* **INSTRUCTIONS TO FOLLOW**:
Find and return each line containing "relative".

* **GIVEN ENTRIES**:
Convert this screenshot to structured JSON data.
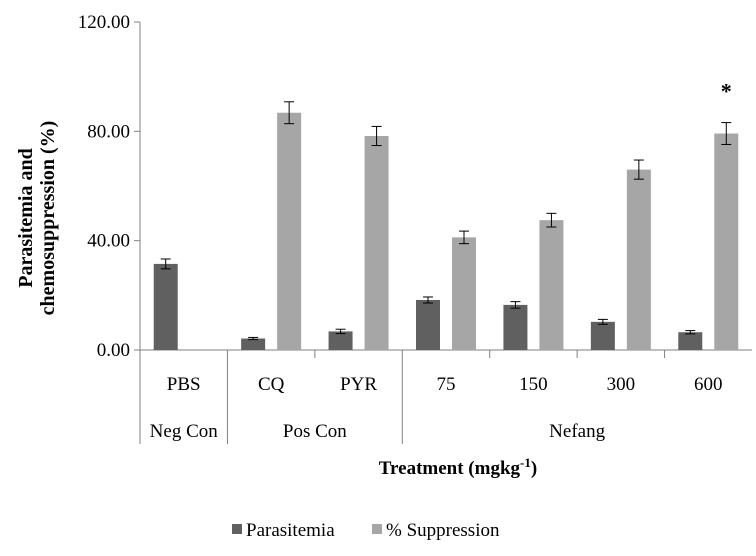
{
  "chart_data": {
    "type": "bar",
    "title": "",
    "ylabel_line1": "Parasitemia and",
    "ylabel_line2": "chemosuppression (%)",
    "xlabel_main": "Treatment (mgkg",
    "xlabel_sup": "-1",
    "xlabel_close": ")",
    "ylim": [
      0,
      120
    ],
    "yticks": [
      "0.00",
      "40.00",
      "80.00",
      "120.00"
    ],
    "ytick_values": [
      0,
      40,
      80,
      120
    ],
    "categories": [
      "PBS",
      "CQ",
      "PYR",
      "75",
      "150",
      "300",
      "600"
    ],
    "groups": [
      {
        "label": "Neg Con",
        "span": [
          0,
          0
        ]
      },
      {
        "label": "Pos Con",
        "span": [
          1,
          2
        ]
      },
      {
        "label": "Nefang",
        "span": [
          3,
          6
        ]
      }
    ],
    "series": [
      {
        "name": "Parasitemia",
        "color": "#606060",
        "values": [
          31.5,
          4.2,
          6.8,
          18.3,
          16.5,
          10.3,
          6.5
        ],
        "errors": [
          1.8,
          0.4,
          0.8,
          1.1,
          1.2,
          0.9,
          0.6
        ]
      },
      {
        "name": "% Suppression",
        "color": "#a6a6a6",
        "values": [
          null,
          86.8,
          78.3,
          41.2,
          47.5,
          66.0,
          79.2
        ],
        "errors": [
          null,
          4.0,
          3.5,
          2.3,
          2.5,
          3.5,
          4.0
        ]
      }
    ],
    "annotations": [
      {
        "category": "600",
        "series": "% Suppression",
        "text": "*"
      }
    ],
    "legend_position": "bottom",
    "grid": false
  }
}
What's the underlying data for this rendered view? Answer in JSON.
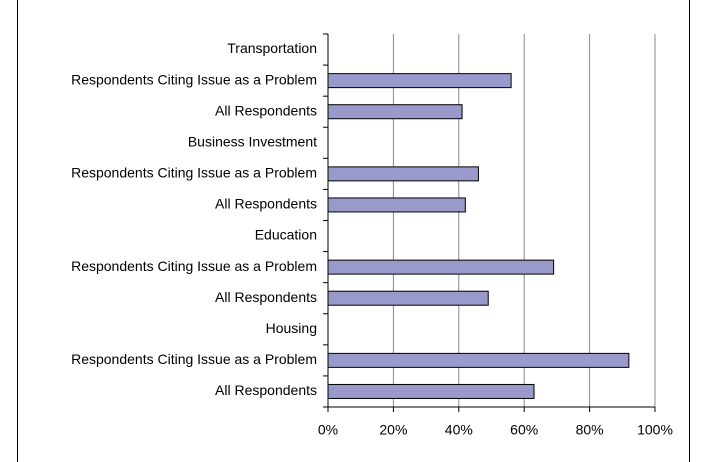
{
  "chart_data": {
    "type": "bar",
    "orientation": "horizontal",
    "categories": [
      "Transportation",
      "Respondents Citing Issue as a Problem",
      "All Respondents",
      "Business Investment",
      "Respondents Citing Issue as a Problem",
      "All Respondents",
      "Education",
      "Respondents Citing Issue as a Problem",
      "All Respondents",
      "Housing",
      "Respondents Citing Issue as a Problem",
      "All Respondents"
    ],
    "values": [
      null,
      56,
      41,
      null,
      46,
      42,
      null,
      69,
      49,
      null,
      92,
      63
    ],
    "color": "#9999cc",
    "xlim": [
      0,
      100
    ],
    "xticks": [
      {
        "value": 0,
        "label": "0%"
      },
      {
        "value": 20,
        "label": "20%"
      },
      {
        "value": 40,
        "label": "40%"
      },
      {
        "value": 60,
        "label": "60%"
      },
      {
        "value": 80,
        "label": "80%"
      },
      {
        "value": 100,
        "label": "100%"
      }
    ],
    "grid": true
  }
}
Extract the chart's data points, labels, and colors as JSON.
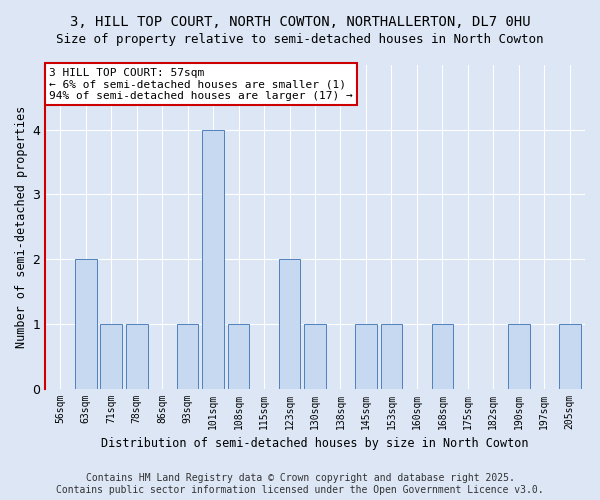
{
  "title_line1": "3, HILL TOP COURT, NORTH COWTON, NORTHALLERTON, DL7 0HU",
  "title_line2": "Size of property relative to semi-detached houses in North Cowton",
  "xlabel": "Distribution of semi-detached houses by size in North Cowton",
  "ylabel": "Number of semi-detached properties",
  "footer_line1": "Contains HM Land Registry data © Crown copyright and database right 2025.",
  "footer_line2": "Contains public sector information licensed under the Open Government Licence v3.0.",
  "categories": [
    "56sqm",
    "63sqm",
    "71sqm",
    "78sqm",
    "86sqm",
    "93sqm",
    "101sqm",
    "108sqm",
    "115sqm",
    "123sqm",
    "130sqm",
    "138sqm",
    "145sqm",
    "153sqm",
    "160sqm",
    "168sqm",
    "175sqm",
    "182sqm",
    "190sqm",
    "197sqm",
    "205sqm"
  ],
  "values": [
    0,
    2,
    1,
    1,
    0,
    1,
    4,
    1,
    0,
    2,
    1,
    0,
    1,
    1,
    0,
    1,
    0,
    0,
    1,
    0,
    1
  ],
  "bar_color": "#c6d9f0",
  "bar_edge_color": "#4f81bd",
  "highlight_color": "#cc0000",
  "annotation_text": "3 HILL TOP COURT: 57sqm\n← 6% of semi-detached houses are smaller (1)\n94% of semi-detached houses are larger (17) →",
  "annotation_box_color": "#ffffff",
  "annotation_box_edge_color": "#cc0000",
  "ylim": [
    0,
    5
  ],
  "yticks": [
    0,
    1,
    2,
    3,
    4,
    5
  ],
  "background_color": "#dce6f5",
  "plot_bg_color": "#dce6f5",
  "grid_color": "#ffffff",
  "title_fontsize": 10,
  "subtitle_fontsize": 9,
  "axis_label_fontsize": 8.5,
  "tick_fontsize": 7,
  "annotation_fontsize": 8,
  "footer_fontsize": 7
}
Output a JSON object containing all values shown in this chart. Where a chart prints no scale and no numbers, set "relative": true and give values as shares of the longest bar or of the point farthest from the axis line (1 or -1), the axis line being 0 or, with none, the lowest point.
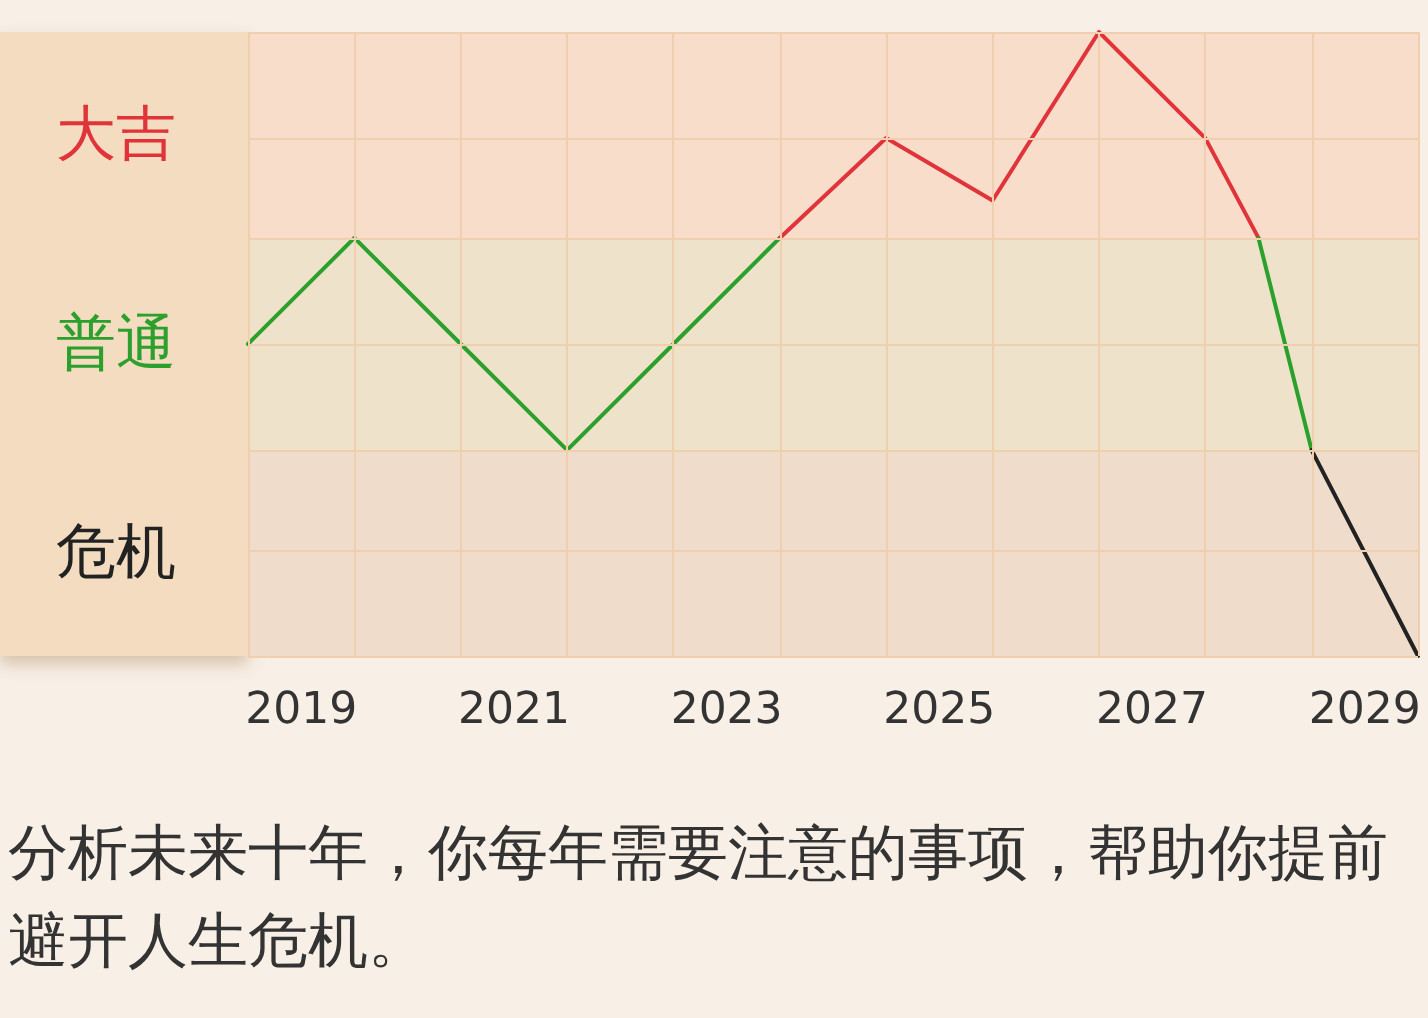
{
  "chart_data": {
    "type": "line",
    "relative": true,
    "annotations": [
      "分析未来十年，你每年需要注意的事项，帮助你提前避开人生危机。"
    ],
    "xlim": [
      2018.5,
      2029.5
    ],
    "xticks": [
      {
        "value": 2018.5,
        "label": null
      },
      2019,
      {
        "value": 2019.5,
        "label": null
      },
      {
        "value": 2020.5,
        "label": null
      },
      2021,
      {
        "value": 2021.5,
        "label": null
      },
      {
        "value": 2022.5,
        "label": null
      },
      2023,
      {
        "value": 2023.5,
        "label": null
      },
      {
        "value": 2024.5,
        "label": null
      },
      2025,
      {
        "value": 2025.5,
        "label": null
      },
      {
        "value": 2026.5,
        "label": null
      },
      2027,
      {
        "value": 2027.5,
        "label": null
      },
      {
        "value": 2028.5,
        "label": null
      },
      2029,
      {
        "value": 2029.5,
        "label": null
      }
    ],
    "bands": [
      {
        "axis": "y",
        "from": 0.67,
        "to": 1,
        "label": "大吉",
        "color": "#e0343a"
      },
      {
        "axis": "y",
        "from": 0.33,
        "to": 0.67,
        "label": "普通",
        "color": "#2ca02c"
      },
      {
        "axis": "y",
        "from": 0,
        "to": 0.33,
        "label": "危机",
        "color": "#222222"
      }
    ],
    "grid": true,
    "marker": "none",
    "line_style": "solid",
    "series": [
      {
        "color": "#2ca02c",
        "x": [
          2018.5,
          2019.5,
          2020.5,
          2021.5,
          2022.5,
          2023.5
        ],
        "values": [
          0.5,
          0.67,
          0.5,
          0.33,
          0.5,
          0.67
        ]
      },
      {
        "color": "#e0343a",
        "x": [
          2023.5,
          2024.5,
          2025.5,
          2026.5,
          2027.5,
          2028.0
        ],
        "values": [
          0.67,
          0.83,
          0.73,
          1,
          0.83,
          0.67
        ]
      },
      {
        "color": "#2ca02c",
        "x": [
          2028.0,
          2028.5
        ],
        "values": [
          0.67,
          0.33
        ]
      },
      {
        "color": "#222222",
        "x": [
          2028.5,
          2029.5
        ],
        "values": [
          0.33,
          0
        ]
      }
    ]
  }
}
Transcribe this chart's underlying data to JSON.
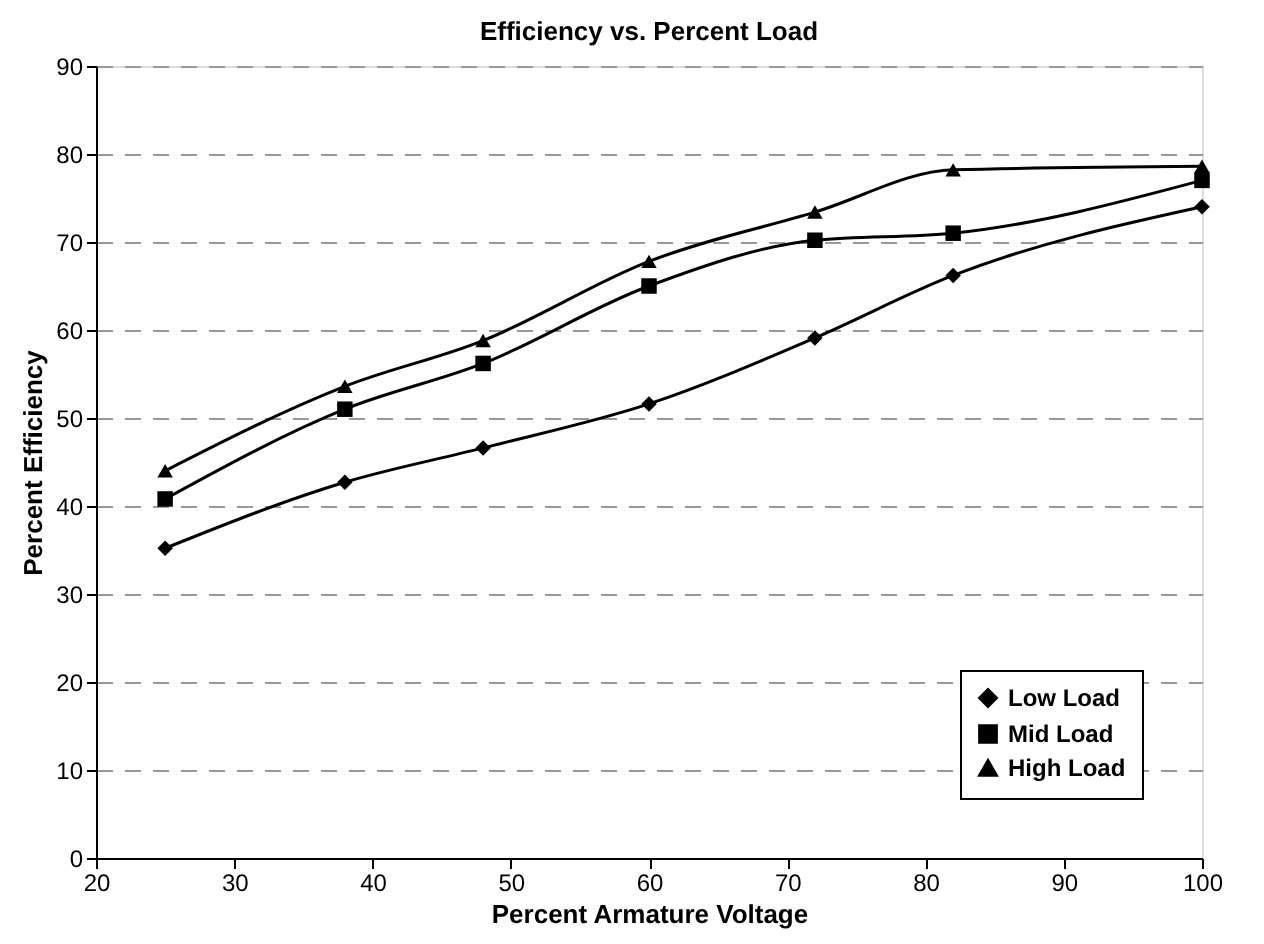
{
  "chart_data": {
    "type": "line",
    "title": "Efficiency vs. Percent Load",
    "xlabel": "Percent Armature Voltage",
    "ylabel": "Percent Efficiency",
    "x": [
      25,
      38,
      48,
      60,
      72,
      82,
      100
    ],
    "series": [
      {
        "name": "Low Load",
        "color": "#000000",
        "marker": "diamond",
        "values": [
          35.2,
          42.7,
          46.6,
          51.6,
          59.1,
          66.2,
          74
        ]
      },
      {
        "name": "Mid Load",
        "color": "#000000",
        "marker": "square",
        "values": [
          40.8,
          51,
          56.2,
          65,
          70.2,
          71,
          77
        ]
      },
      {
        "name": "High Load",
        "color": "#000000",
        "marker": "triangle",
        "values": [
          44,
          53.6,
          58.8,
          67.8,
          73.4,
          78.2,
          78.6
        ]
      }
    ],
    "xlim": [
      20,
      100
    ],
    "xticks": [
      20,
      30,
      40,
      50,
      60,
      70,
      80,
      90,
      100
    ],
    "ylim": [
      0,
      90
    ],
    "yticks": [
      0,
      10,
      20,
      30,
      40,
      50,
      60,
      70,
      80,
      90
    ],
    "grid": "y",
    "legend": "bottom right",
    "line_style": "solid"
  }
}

* **FINAL RESULT**:
  "title_line2": "Size of property relative to semi-detached houses in North Cowton",
Output a JSON object containing all values shown in this chart. Where a chart prints no scale and no numbers, set "relative": true and give values as shares of the longest bar or of the point farthest from the axis line (1 or -1), the axis line being 0 or, with none, the lowest point.
    "relative": true,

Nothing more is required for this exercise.